TASK PROMPT
In the data that follows, count every line holding the string "title" and give the count alone.

Stored dataset items
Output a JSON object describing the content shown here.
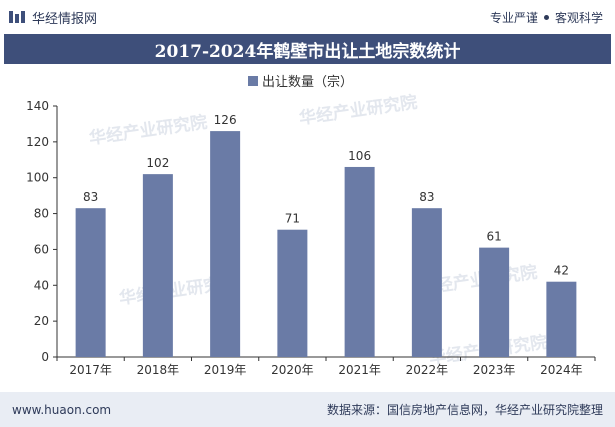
{
  "header": {
    "brand": "华经情报网",
    "slogan_left": "专业严谨",
    "slogan_right": "客观科学"
  },
  "title": "2017-2024年鹤壁市出让土地宗数统计",
  "chart_data": {
    "type": "bar",
    "title": "2017-2024年鹤壁市出让土地宗数统计",
    "categories": [
      "2017年",
      "2018年",
      "2019年",
      "2020年",
      "2021年",
      "2022年",
      "2023年",
      "2024年"
    ],
    "series": [
      {
        "name": "出让数量（宗）",
        "values": [
          83,
          102,
          126,
          71,
          106,
          83,
          61,
          42
        ]
      }
    ],
    "ylim": [
      0,
      140
    ],
    "yticks": [
      0,
      20,
      40,
      60,
      80,
      100,
      120,
      140
    ],
    "legend": "top-center",
    "grid": false,
    "colors": {
      "bar": "#6a7ba6",
      "axis": "#333333"
    }
  },
  "watermark": "华经产业研究院",
  "footer": {
    "url": "www.huaon.com",
    "source": "数据来源：国信房地产信息网，华经产业研究院整理"
  }
}
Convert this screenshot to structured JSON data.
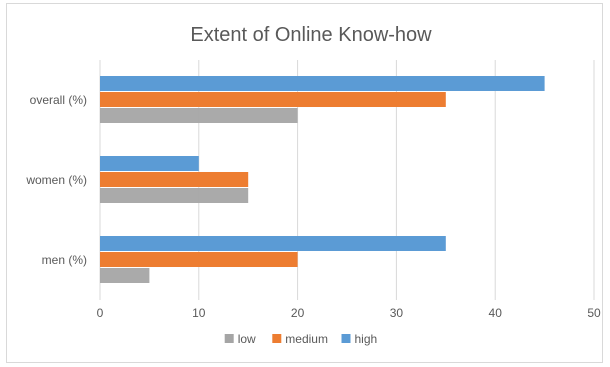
{
  "chart_data": {
    "type": "bar",
    "orientation": "horizontal",
    "title": "Extent of Online Know-how",
    "categories": [
      "men (%)",
      "women (%)",
      "overall (%)"
    ],
    "series": [
      {
        "name": "low",
        "color": "#a5a5a5",
        "values": [
          5,
          15,
          20
        ]
      },
      {
        "name": "medium",
        "color": "#ed7d31",
        "values": [
          20,
          15,
          35
        ]
      },
      {
        "name": "high",
        "color": "#5b9bd5",
        "values": [
          35,
          10,
          45
        ]
      }
    ],
    "xlim": [
      0,
      50
    ],
    "x_ticks": [
      "0",
      "10",
      "20",
      "30",
      "40",
      "50"
    ],
    "grid": true,
    "legend_position": "bottom"
  }
}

WORKED ANSWER
3